_Required work_
Switch every "paragraph-line" in the entries below to "body-line", leaving everything else as it is. Reproduce the entries without the pictures.

Begin Provided entries

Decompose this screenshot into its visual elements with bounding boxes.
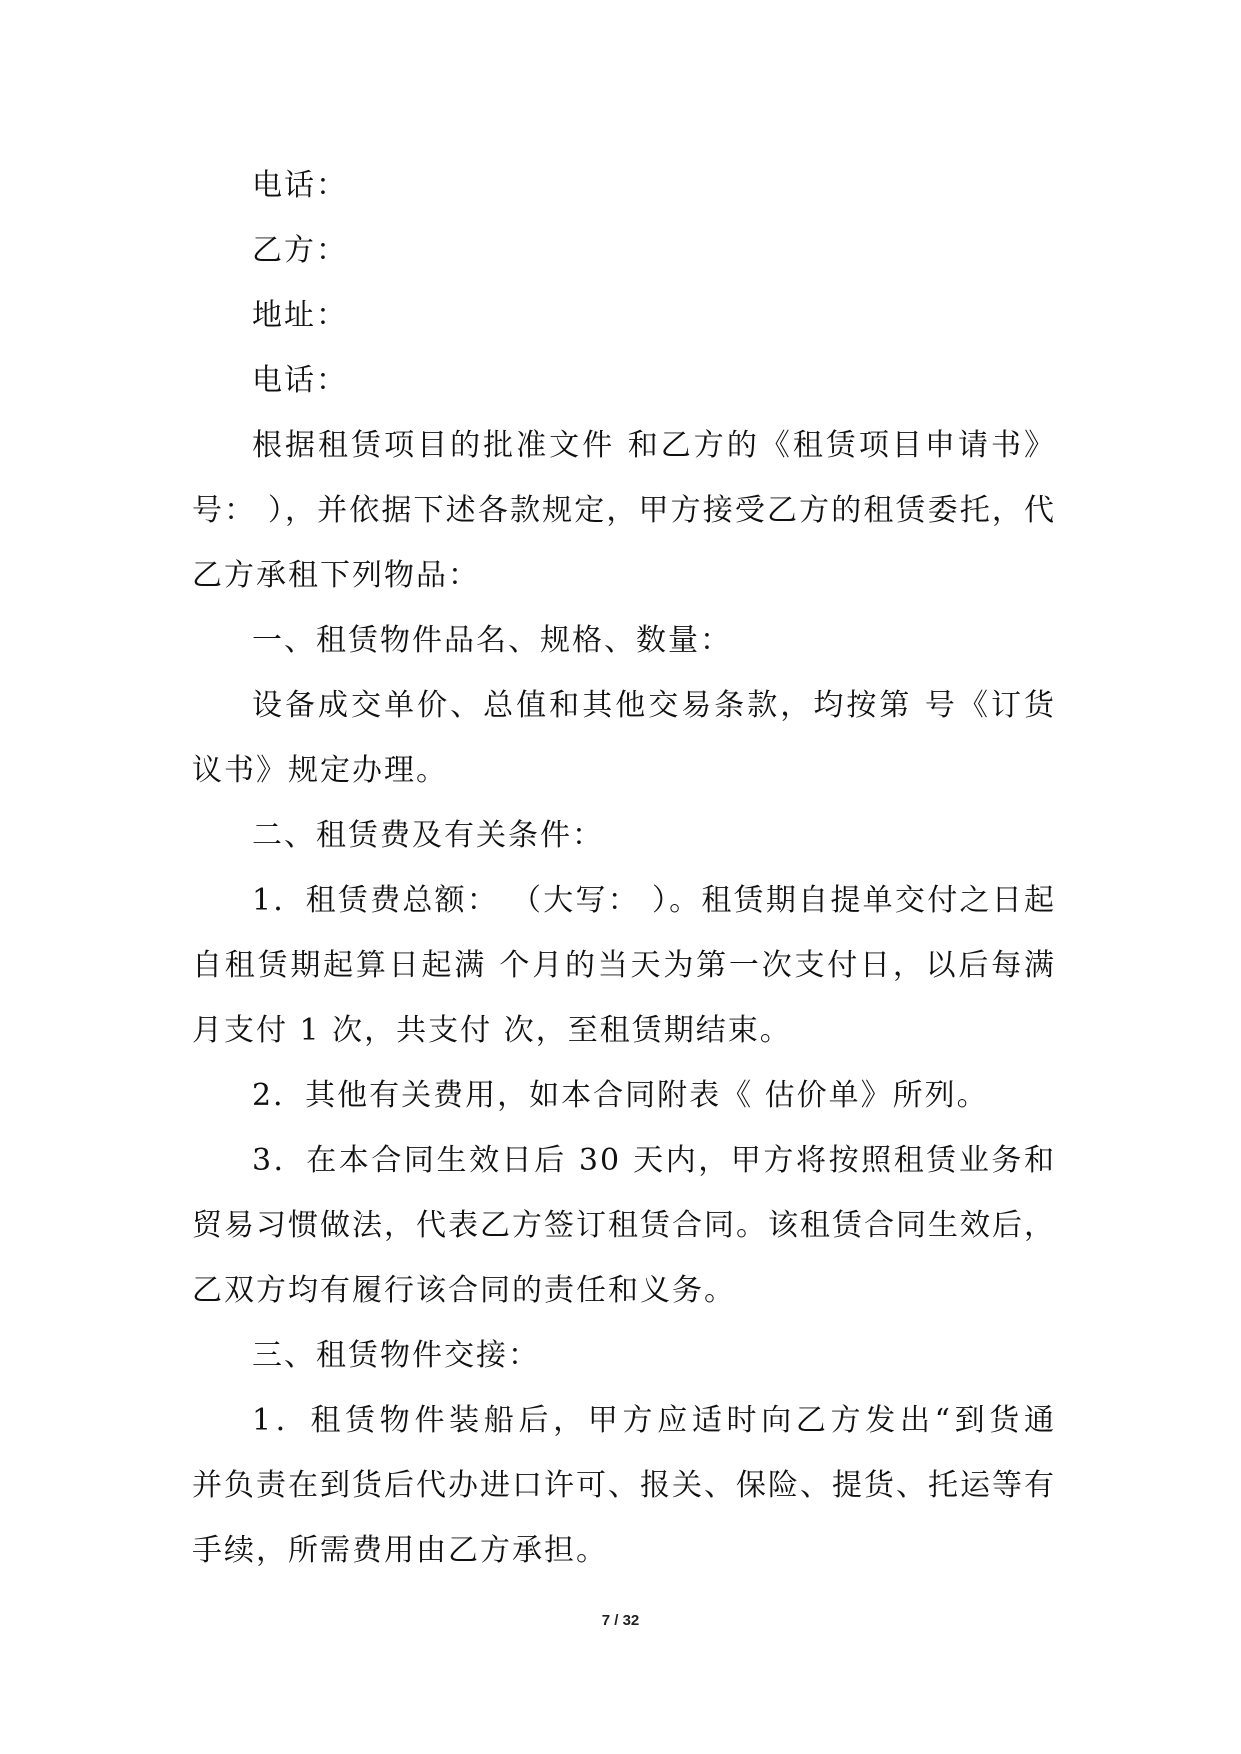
paragraph-line: 2．其他有关费用，如本合同附表《 估价单》所列。	[252, 1078, 989, 1113]
phone-line: 电话：	[252, 168, 348, 203]
section-heading: 三、租赁物件交接：	[252, 1338, 540, 1373]
paragraph-line: 自租赁期起算日起满 个月的当天为第一次支付日，以后每满	[192, 948, 1056, 983]
paragraph-line: 1．租赁物件装船后，甲方应适时向乙方发出“到货通	[252, 1403, 1056, 1438]
paragraph-line: 并负责在到货后代办进口许可、报关、保险、提货、托运等有	[192, 1468, 1056, 1503]
address-line: 地址：	[252, 298, 348, 333]
paragraph-line: 乙双方均有履行该合同的责任和义务。	[192, 1273, 736, 1308]
paragraph-line: 议书》规定办理。	[192, 753, 448, 788]
page-number: 7 / 32	[601, 1612, 640, 1629]
paragraph-line: 号： ），并依据下述各款规定，甲方接受乙方的租赁委托，代	[192, 493, 1056, 528]
document-body	[192, 153, 1056, 1583]
party-b-line: 乙方：	[252, 233, 348, 268]
paragraph-line: 手续，所需费用由乙方承担。	[192, 1533, 608, 1568]
phone-line: 电话：	[252, 363, 348, 398]
paragraph-line: 月支付 1 次，共支付 次，至租赁期结束。	[192, 1013, 792, 1048]
paragraph-line: 贸易习惯做法，代表乙方签订租赁合同。该租赁合同生效后，	[192, 1208, 1056, 1243]
paragraph-line: 3．在本合同生效日后 30 天内，甲方将按照租赁业务和	[252, 1143, 1056, 1178]
section-heading: 二、租赁费及有关条件：	[252, 818, 604, 853]
paragraph-line: 设备成交单价、总值和其他交易条款，均按第 号《订货	[252, 688, 1056, 723]
paragraph-line: 乙方承租下列物品：	[192, 558, 480, 593]
paragraph-line: 根据租赁项目的批准文件 和乙方的《租赁项目申请书》	[252, 428, 1056, 463]
section-heading: 一、租赁物件品名、规格、数量：	[252, 623, 732, 658]
paragraph-line: 1．租赁费总额： （大写： ）。租赁期自提单交付之日起	[252, 883, 1056, 918]
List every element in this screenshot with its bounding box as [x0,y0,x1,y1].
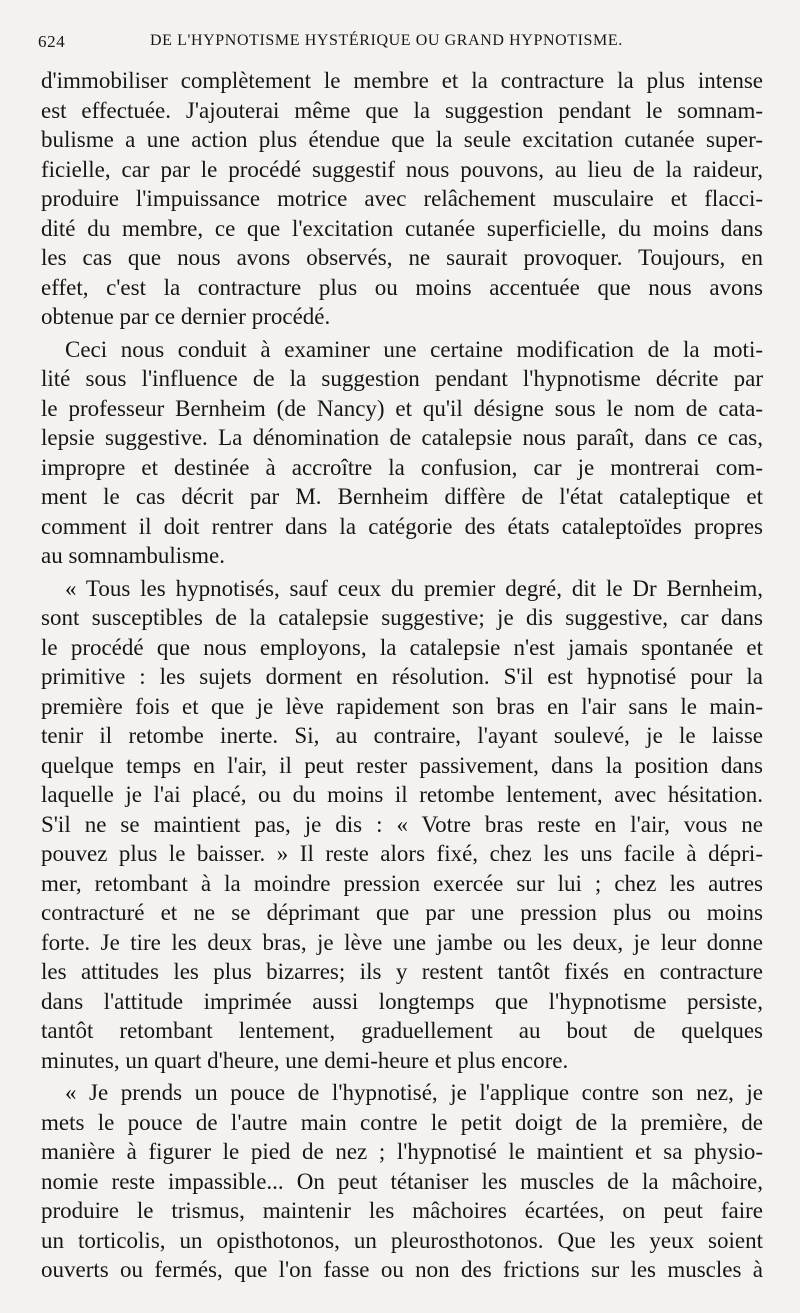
text-line: lepsie suggestive. La dénomination de catalepsie nous paraît, dans ce cas, [41,425,763,450]
text-line: effet, c'est la contracture plus ou moins accentuée que nous avons [41,274,763,300]
text-line: manière à figurer le pied de nez ; l'hypnotisé le maintient et sa physio- [41,1139,763,1164]
text-line: mer, retombant à la moindre pression exercée sur lui ; chez les autres [41,870,763,896]
text-line: impropre et destinée à accroître la confusion, car je montrerai com- [41,454,763,480]
text-line: dité du membre, ce que l'excitation cutanée superficielle, du moins dans [41,215,763,241]
text-line: primitive : les sujets dorment en résolution. S'il est hypnotisé pour la [41,664,763,689]
text-line: minutes, un quart d'heure, une demi-heure et plus encore. [41,1047,569,1073]
text-line: lité sous l'influence de la suggestion pendant l'hypnotisme décrite par [41,366,763,391]
text-line: les cas que nous avons observés, ne saurait provoquer. Toujours, en [41,245,763,270]
text-line: S'il ne se maintient pas, je dis : « Votre bras reste en l'air, vous ne [41,811,763,837]
text-line: d'immobiliser complètement le membre et la contracture la plus intense [41,68,763,93]
text-line: tantôt retombant lentement, graduellement au bout de quelques [41,1018,763,1043]
text-line: dans l'attitude imprimée aussi longtemps que l'hypnotisme persiste, [41,988,763,1014]
text-line: quelque temps en l'air, il peut rester passivement, dans la position dans [41,752,763,778]
paragraph-1 [41,66,763,332]
text-line: au somnambulisme. [41,543,225,568]
paragraph-4 [41,1078,763,1285]
text-line: première fois et que je lève rapidement son bras en l'air sans le main- [41,693,763,719]
text-line: sont susceptibles de la catalepsie suggestive; je dis suggestive, car dans [41,605,763,630]
text-line: nomie reste impassible... On peut tétaniser les muscles de la mâchoire, [41,1168,763,1194]
text-line: obtenue par ce dernier procédé. [41,304,331,329]
body-text [41,66,763,1285]
text-line: le procédé que nous employons, la catalepsie n'est jamais spontanée et [41,634,763,660]
running-title: DE L'HYPNOTISME HYSTÉRIQUE OU GRAND HYPNOTISME. [150,32,623,49]
text-line: « Je prends un pouce de l'hypnotisé, je l'applique contre son nez, je [65,1080,763,1105]
text-line: ment le cas décrit par M. Bernheim diffère de l'état cataleptique et [41,484,763,509]
text-line: le professeur Bernheim (de Nancy) et qu'il désigne sous le nom de cata- [41,395,763,421]
text-line: un torticolis, un opisthotonos, un pleurosthotonos. Que les yeux soient [41,1227,763,1253]
text-line: produire l'impuissance motrice avec relâchement musculaire et flacci- [41,186,763,211]
text-line: tenir il retombe inerte. Si, au contraire, l'ayant soulevé, je le laisse [41,723,763,748]
text-line: les attitudes les plus bizarres; ils y restent tantôt fixés en contracture [41,959,763,984]
text-line: est effectuée. J'ajouterai même que la suggestion pendant le somnam- [41,97,763,123]
text-line: ouverts ou fermés, que l'on fasse ou non des frictions sur les muscles à [41,1257,763,1282]
page-number: 624 [38,32,66,51]
text-line: « Tous les hypnotisés, sauf ceux du premier degré, dit le Dr Bernheim, [65,575,763,601]
text-line: bulisme a une action plus étendue que la seule excitation cutanée super- [41,127,763,152]
text-line: contracturé et ne se déprimant que par une pression plus ou moins [41,900,763,925]
paragraph-3 [41,574,763,1076]
paragraph-2 [41,335,763,571]
text-line: ficielle, car par le procédé suggestif nous pouvons, au lieu de la raideur, [41,156,763,182]
text-line: pouvez plus le baisser. » Il reste alors fixé, chez les uns facile à dépri- [41,841,763,866]
text-line: laquelle je l'ai placé, ou du moins il retombe lentement, avec hésitation. [41,782,763,807]
text-line: mets le pouce de l'autre main contre le petit doigt de la première, de [41,1109,763,1135]
text-line: comment il doit rentrer dans la catégorie des états cataleptoïdes propres [41,513,763,539]
running-head [38,32,768,58]
text-line: forte. Je tire les deux bras, je lève une jambe ou les deux, je leur donne [41,929,763,955]
text-line: produire le trismus, maintenir les mâchoires écartées, on peut faire [41,1198,763,1223]
text-line: Ceci nous conduit à examiner une certaine modification de la moti- [65,336,763,362]
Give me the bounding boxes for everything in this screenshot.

End Provided entries

_Output below_
Decompose this screenshot into its visual elements with bounding boxes.
body-line: 2．其他有关费用，如本合同附表《 估价单》所列。	[252, 1078, 989, 1113]
phone-line: 电话：	[252, 168, 348, 203]
section-heading: 三、租赁物件交接：	[252, 1338, 540, 1373]
body-line: 自租赁期起算日起满 个月的当天为第一次支付日，以后每满	[192, 948, 1056, 983]
body-line: 1．租赁物件装船后，甲方应适时向乙方发出“到货通	[252, 1403, 1056, 1438]
body-line: 并负责在到货后代办进口许可、报关、保险、提货、托运等有	[192, 1468, 1056, 1503]
address-line: 地址：	[252, 298, 348, 333]
body-line: 乙双方均有履行该合同的责任和义务。	[192, 1273, 736, 1308]
body-line: 议书》规定办理。	[192, 753, 448, 788]
page-number: 7 / 32	[601, 1612, 640, 1629]
body-line: 号： ），并依据下述各款规定，甲方接受乙方的租赁委托，代	[192, 493, 1056, 528]
document-body	[192, 153, 1056, 1583]
party-b-line: 乙方：	[252, 233, 348, 268]
body-line: 手续，所需费用由乙方承担。	[192, 1533, 608, 1568]
phone-line: 电话：	[252, 363, 348, 398]
body-line: 月支付 1 次，共支付 次，至租赁期结束。	[192, 1013, 792, 1048]
body-line: 贸易习惯做法，代表乙方签订租赁合同。该租赁合同生效后，	[192, 1208, 1056, 1243]
body-line: 3．在本合同生效日后 30 天内，甲方将按照租赁业务和	[252, 1143, 1056, 1178]
section-heading: 二、租赁费及有关条件：	[252, 818, 604, 853]
body-line: 设备成交单价、总值和其他交易条款，均按第 号《订货	[252, 688, 1056, 723]
body-line: 乙方承租下列物品：	[192, 558, 480, 593]
body-line: 根据租赁项目的批准文件 和乙方的《租赁项目申请书》	[252, 428, 1056, 463]
section-heading: 一、租赁物件品名、规格、数量：	[252, 623, 732, 658]
body-line: 1．租赁费总额： （大写： ）。租赁期自提单交付之日起	[252, 883, 1056, 918]
List every element in this screenshot with its bounding box as [x0,y0,x1,y1].
text-line: lepsie suggestive. La dénomination de catalepsie nous paraît, dans ce cas, [41,425,763,450]
text-line: effet, c'est la contracture plus ou moins accentuée que nous avons [41,274,763,300]
text-line: manière à figurer le pied de nez ; l'hypnotisé le maintient et sa physio- [41,1139,763,1164]
text-line: mer, retombant à la moindre pression exercée sur lui ; chez les autres [41,870,763,896]
text-line: impropre et destinée à accroître la confusion, car je montrerai com- [41,454,763,480]
text-line: dité du membre, ce que l'excitation cutanée superficielle, du moins dans [41,215,763,241]
text-line: primitive : les sujets dorment en résolution. S'il est hypnotisé pour la [41,664,763,689]
text-line: minutes, un quart d'heure, une demi-heure et plus encore. [41,1047,569,1073]
text-line: lité sous l'influence de la suggestion pendant l'hypnotisme décrite par [41,366,763,391]
text-line: les cas que nous avons observés, ne saurait provoquer. Toujours, en [41,245,763,270]
text-line: S'il ne se maintient pas, je dis : « Votre bras reste en l'air, vous ne [41,811,763,837]
text-line: d'immobiliser complètement le membre et la contracture la plus intense [41,68,763,93]
text-line: tantôt retombant lentement, graduellement au bout de quelques [41,1018,763,1043]
text-line: dans l'attitude imprimée aussi longtemps que l'hypnotisme persiste, [41,988,763,1014]
text-line: quelque temps en l'air, il peut rester passivement, dans la position dans [41,752,763,778]
paragraph-1 [41,66,763,332]
text-line: au somnambulisme. [41,543,225,568]
paragraph-4 [41,1078,763,1285]
text-line: première fois et que je lève rapidement son bras en l'air sans le main- [41,693,763,719]
text-line: sont susceptibles de la catalepsie suggestive; je dis suggestive, car dans [41,605,763,630]
text-line: nomie reste impassible... On peut tétaniser les muscles de la mâchoire, [41,1168,763,1194]
text-line: obtenue par ce dernier procédé. [41,304,331,329]
body-text [41,66,763,1285]
text-line: le procédé que nous employons, la catalepsie n'est jamais spontanée et [41,634,763,660]
running-title: DE L'HYPNOTISME HYSTÉRIQUE OU GRAND HYPNOTISME. [150,32,623,49]
text-line: « Je prends un pouce de l'hypnotisé, je l'applique contre son nez, je [65,1080,763,1105]
text-line: ment le cas décrit par M. Bernheim diffère de l'état cataleptique et [41,484,763,509]
text-line: le professeur Bernheim (de Nancy) et qu'il désigne sous le nom de cata- [41,395,763,421]
text-line: un torticolis, un opisthotonos, un pleurosthotonos. Que les yeux soient [41,1227,763,1253]
text-line: produire l'impuissance motrice avec relâchement musculaire et flacci- [41,186,763,211]
text-line: tenir il retombe inerte. Si, au contraire, l'ayant soulevé, je le laisse [41,723,763,748]
text-line: les attitudes les plus bizarres; ils y restent tantôt fixés en contracture [41,959,763,984]
text-line: est effectuée. J'ajouterai même que la suggestion pendant le somnam- [41,97,763,123]
text-line: ouverts ou fermés, que l'on fasse ou non des frictions sur les muscles à [41,1257,763,1282]
page-number: 624 [38,32,66,51]
text-line: « Tous les hypnotisés, sauf ceux du premier degré, dit le Dr Bernheim, [65,575,763,601]
text-line: bulisme a une action plus étendue que la seule excitation cutanée super- [41,127,763,152]
text-line: contracturé et ne se déprimant que par une pression plus ou moins [41,900,763,925]
paragraph-3 [41,574,763,1076]
paragraph-2 [41,335,763,571]
text-line: ficielle, car par le procédé suggestif nous pouvons, au lieu de la raideur, [41,156,763,182]
text-line: pouvez plus le baisser. » Il reste alors fixé, chez les uns facile à dépri- [41,841,763,866]
text-line: laquelle je l'ai placé, ou du moins il retombe lentement, avec hésitation. [41,782,763,807]
text-line: mets le pouce de l'autre main contre le petit doigt de la première, de [41,1109,763,1135]
text-line: comment il doit rentrer dans la catégorie des états cataleptoïdes propres [41,513,763,539]
running-head [38,32,768,58]
text-line: forte. Je tire les deux bras, je lève une jambe ou les deux, je leur donne [41,929,763,955]
text-line: produire le trismus, maintenir les mâchoires écartées, on peut faire [41,1198,763,1223]
text-line: Ceci nous conduit à examiner une certaine modification de la moti- [65,336,763,362]
Give me the bounding boxes for everything in this screenshot.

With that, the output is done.